Direction: Locate every line below that contains the word "обучения" and copy it.

____ Provided data

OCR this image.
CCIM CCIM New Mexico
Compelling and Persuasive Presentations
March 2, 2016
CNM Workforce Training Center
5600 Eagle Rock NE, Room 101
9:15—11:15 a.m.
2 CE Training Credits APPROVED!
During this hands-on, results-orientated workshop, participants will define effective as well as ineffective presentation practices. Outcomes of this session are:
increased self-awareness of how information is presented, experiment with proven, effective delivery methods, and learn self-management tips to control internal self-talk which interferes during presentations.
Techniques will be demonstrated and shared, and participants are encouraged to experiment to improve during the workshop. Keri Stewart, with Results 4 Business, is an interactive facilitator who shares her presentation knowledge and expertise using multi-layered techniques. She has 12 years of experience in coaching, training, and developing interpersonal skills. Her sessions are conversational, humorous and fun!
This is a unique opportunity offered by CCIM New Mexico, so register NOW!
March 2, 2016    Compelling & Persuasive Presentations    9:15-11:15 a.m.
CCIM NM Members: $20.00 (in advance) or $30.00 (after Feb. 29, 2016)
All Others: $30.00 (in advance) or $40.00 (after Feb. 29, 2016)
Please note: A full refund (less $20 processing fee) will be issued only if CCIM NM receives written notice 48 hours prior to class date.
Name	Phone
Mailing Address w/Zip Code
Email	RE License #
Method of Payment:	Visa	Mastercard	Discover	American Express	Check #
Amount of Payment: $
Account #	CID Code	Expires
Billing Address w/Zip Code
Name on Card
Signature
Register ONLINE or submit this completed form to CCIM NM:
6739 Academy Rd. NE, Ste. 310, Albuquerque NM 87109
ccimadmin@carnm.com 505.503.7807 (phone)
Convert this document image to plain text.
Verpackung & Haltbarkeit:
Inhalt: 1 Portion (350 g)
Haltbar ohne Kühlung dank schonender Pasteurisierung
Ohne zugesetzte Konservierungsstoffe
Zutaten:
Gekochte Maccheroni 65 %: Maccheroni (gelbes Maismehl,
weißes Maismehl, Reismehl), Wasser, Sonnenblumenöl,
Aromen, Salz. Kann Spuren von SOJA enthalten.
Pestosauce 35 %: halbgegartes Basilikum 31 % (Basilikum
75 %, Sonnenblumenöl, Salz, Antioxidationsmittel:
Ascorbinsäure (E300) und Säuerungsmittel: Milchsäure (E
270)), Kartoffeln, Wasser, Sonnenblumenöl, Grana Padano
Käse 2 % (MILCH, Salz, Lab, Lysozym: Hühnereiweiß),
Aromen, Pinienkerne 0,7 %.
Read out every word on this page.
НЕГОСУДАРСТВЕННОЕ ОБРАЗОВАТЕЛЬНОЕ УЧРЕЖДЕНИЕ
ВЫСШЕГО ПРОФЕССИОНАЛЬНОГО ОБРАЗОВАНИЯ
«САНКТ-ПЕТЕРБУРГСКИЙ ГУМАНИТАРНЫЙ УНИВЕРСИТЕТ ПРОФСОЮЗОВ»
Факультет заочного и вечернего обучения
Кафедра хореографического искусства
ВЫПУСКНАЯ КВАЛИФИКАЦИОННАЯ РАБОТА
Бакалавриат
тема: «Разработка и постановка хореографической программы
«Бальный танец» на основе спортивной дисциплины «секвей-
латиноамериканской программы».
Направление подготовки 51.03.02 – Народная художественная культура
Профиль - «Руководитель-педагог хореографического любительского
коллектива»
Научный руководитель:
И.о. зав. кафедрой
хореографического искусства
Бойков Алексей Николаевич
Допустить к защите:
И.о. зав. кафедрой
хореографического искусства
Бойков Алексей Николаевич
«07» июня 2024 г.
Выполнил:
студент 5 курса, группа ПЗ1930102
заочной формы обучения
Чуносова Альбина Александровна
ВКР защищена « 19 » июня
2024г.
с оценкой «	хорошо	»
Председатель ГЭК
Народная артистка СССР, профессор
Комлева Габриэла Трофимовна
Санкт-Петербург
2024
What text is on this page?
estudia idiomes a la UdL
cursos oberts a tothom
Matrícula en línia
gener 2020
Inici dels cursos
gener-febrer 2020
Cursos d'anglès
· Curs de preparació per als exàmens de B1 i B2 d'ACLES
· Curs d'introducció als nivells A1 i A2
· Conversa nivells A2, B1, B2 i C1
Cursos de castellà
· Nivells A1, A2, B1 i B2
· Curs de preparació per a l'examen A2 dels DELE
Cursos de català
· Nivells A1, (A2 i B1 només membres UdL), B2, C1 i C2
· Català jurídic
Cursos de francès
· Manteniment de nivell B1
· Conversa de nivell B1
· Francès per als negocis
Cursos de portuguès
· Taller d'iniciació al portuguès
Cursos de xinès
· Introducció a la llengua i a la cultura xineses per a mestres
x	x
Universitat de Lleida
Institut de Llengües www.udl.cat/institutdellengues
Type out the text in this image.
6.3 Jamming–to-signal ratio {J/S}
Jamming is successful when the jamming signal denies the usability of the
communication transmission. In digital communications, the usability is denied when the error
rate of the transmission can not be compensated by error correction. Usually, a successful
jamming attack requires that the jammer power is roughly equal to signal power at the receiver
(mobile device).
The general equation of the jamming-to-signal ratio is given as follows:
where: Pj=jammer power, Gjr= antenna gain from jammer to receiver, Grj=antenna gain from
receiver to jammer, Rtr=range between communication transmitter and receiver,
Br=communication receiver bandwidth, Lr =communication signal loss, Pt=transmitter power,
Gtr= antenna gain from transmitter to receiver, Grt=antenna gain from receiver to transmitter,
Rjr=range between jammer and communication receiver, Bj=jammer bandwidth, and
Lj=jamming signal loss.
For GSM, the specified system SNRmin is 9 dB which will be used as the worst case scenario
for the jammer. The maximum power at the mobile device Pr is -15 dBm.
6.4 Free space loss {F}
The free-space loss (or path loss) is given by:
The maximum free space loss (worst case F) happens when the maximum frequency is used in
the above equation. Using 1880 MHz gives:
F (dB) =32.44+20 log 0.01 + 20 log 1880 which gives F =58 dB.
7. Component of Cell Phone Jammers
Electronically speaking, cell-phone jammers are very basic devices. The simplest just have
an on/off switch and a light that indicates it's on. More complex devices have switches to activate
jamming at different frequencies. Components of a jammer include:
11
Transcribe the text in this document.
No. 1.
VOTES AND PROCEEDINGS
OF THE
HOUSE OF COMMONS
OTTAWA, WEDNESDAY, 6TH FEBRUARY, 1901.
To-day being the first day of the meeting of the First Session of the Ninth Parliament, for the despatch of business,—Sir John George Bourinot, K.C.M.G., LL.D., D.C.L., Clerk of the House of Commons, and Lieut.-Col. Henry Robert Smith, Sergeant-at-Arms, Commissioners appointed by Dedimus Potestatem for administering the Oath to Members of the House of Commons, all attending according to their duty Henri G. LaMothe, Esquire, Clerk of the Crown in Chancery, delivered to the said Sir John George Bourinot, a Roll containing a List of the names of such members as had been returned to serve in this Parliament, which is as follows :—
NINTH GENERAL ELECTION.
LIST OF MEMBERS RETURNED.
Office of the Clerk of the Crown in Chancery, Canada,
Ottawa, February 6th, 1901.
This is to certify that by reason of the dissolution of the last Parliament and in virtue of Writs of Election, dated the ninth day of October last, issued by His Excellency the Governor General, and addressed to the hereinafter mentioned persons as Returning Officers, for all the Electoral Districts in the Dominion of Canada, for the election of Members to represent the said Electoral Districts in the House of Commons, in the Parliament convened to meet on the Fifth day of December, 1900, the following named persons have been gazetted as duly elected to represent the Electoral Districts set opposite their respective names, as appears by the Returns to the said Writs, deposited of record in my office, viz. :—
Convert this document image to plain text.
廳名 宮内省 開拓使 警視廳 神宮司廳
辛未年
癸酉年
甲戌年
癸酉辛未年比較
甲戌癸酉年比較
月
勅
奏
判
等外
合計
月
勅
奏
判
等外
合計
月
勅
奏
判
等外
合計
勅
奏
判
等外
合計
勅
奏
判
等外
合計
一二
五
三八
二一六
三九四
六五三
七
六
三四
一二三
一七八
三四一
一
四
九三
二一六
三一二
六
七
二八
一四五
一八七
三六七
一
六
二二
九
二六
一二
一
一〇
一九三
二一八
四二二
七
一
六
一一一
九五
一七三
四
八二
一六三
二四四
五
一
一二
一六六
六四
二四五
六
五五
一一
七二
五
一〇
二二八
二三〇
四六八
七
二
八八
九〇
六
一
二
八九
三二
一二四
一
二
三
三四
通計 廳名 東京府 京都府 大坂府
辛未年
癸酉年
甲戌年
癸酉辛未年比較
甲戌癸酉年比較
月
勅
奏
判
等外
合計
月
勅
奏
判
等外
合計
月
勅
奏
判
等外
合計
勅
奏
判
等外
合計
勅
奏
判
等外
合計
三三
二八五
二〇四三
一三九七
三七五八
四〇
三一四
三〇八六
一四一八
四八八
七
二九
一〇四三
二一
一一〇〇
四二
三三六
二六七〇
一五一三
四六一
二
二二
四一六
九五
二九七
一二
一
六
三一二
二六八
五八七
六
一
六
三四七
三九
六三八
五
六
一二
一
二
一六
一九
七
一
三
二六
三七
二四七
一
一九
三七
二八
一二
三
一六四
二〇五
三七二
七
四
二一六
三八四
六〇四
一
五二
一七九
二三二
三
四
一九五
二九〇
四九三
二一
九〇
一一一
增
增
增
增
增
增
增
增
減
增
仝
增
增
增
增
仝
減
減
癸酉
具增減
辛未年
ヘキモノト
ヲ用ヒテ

________

Final answer:
Факультет заочного и вечернего обучения
заочной формы обучения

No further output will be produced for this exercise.